RECORDS TO PROCESS:
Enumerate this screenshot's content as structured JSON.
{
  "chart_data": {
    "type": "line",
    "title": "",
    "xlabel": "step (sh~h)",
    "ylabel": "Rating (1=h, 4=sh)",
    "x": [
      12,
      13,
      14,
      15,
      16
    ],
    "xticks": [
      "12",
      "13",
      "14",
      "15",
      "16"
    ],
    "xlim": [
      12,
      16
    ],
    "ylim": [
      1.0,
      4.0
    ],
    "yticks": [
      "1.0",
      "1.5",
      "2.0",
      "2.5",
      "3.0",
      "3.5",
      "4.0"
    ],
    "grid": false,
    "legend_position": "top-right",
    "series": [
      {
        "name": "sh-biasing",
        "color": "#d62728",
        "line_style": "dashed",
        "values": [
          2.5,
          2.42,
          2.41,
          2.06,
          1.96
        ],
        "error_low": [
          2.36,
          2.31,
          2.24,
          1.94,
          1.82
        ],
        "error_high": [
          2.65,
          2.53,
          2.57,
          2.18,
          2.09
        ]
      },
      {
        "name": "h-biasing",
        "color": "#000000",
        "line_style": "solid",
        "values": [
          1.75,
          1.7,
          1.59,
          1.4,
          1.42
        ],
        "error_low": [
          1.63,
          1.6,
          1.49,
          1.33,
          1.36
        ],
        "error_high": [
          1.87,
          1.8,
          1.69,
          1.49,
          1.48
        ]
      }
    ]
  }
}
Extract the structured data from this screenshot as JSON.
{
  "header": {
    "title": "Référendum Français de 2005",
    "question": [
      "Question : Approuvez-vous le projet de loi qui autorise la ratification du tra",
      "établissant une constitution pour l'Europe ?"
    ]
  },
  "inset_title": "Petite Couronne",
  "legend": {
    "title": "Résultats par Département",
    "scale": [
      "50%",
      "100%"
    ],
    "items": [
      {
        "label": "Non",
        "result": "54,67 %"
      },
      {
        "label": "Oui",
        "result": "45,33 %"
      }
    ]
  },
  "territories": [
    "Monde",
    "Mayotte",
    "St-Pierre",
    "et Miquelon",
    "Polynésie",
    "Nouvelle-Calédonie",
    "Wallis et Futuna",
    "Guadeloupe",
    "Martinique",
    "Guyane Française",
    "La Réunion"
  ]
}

EXERCISE INSTRUCTIONS:
Find the line containing "Extract the structured" in the material above. Print it and every line after it through the end, exactly and only those.

FINISHED TASK:
Extract the structured data from this screenshot as JSON.
{
  "header": {
    "title": "Référendum Français de 2005",
    "question": [
      "Question : Approuvez-vous le projet de loi qui autorise la ratification du tra",
      "établissant une constitution pour l'Europe ?"
    ]
  },
  "inset_title": "Petite Couronne",
  "legend": {
    "title": "Résultats par Département",
    "scale": [
      "50%",
      "100%"
    ],
    "items": [
      {
        "label": "Non",
        "result": "54,67 %"
      },
      {
        "label": "Oui",
        "result": "45,33 %"
      }
    ]
  },
  "territories": [
    "Monde",
    "Mayotte",
    "St-Pierre",
    "et Miquelon",
    "Polynésie",
    "Nouvelle-Calédonie",
    "Wallis et Futuna",
    "Guadeloupe",
    "Martinique",
    "Guyane Française",
    "La Réunion"
  ]
}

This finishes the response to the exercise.